[STATED GOAL] Find the lines with "label" in them and copy them out.
** Start **
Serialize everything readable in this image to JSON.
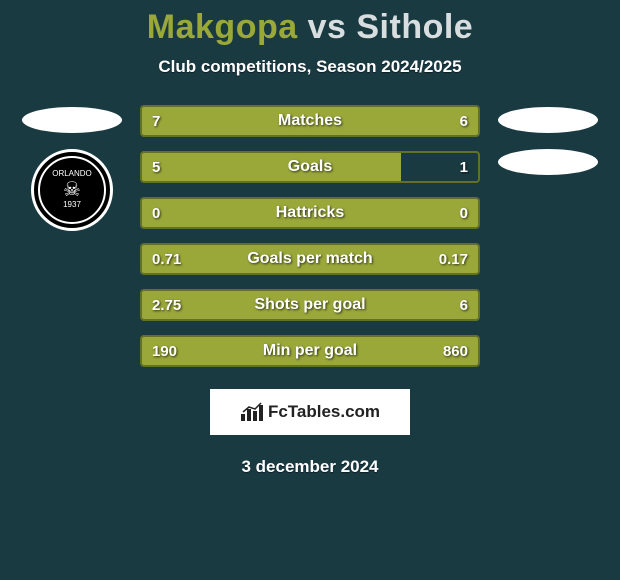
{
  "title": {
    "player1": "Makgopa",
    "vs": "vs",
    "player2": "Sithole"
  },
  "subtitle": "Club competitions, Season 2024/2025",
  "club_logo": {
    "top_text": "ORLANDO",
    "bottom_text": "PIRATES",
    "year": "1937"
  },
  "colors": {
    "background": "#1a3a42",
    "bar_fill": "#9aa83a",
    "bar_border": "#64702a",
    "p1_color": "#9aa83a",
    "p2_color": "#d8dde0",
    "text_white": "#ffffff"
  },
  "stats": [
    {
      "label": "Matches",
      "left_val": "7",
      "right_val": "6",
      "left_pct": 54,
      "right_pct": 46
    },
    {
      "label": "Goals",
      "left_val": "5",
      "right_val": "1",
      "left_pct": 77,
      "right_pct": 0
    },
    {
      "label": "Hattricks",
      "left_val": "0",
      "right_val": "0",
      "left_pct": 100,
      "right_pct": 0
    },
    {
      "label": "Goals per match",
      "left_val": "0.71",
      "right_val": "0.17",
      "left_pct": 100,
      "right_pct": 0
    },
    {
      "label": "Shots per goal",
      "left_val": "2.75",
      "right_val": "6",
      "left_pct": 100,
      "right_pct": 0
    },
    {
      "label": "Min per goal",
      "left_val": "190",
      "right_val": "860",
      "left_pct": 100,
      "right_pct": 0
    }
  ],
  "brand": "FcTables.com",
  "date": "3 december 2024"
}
** End **
[TASK RESPONSE]
      "label": "Matches",
      "label": "Goals",
      "label": "Hattricks",
      "label": "Goals per match",
      "label": "Shots per goal",
      "label": "Min per goal",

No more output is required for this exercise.